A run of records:
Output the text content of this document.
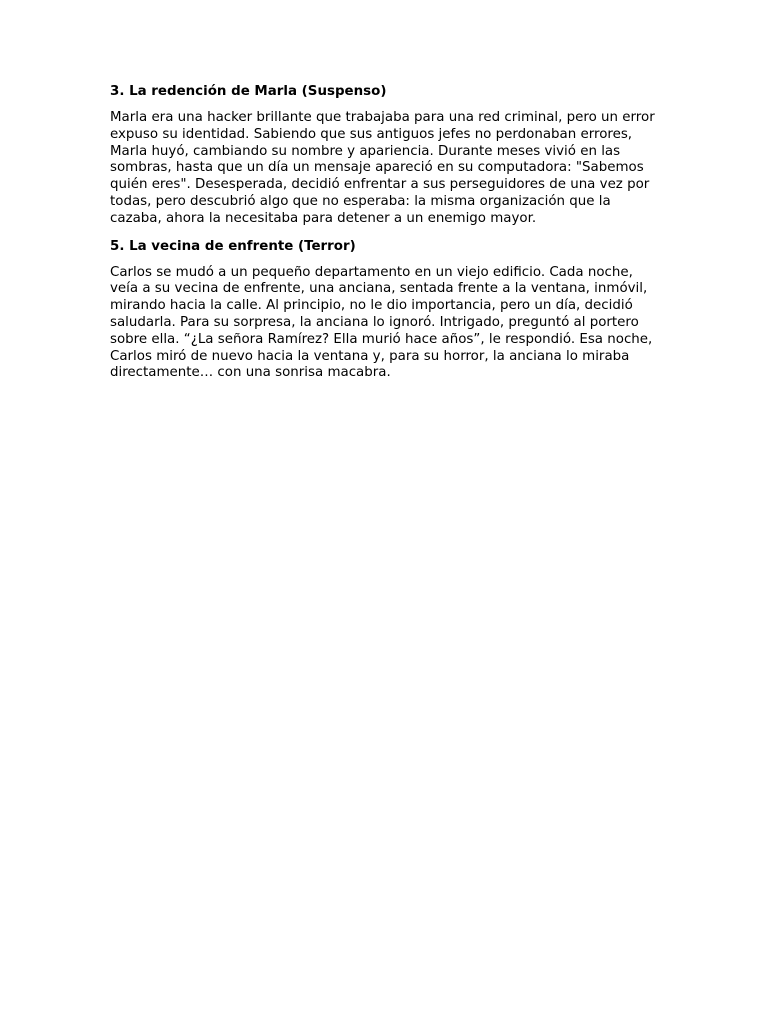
3. La redención de Marla (Suspenso)

Marla era una hacker brillante que trabajaba para una red criminal, pero un error expuso su identidad. Sabiendo que sus antiguos jefes no perdonaban errores, Marla huyó, cambiando su nombre y apariencia. Durante meses vivió en las sombras, hasta que un día un mensaje apareció en su computadora: "Sabemos quién eres". Desesperada, decidió enfrentar a sus perseguidores de una vez por todas, pero descubrió algo que no esperaba: la misma organización que la cazaba, ahora la necesitaba para detener a un enemigo mayor.

5. La vecina de enfrente (Terror)

Carlos se mudó a un pequeño departamento en un viejo edificio. Cada noche, veía a su vecina de enfrente, una anciana, sentada frente a la ventana, inmóvil, mirando hacia la calle. Al principio, no le dio importancia, pero un día, decidió saludarla. Para su sorpresa, la anciana lo ignoró. Intrigado, preguntó al portero sobre ella. “¿La señora Ramírez? Ella murió hace años”, le respondió. Esa noche, Carlos miró de nuevo hacia la ventana y, para su horror, la anciana lo miraba directamente… con una sonrisa macabra.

### Exercise instructions
Each line of the data should be quoted exactly, with pictures left out.

### Solution for this task
Output the text content of this document.
3. La redención de Marla (Suspenso)

Marla era una hacker brillante que trabajaba para una red criminal, pero un error expuso su identidad. Sabiendo que sus antiguos jefes no perdonaban errores, Marla huyó, cambiando su nombre y apariencia. Durante meses vivió en las sombras, hasta que un día un mensaje apareció en su computadora: "Sabemos quién eres". Desesperada, decidió enfrentar a sus perseguidores de una vez por todas, pero descubrió algo que no esperaba: la misma organización que la cazaba, ahora la necesitaba para detener a un enemigo mayor.

5. La vecina de enfrente (Terror)

Carlos se mudó a un pequeño departamento en un viejo edificio. Cada noche, veía a su vecina de enfrente, una anciana, sentada frente a la ventana, inmóvil, mirando hacia la calle. Al principio, no le dio importancia, pero un día, decidió saludarla. Para su sorpresa, la anciana lo ignoró. Intrigado, preguntó al portero sobre ella. “¿La señora Ramírez? Ella murió hace años”, le respondió. Esa noche, Carlos miró de nuevo hacia la ventana y, para su horror, la anciana lo miraba directamente… con una sonrisa macabra.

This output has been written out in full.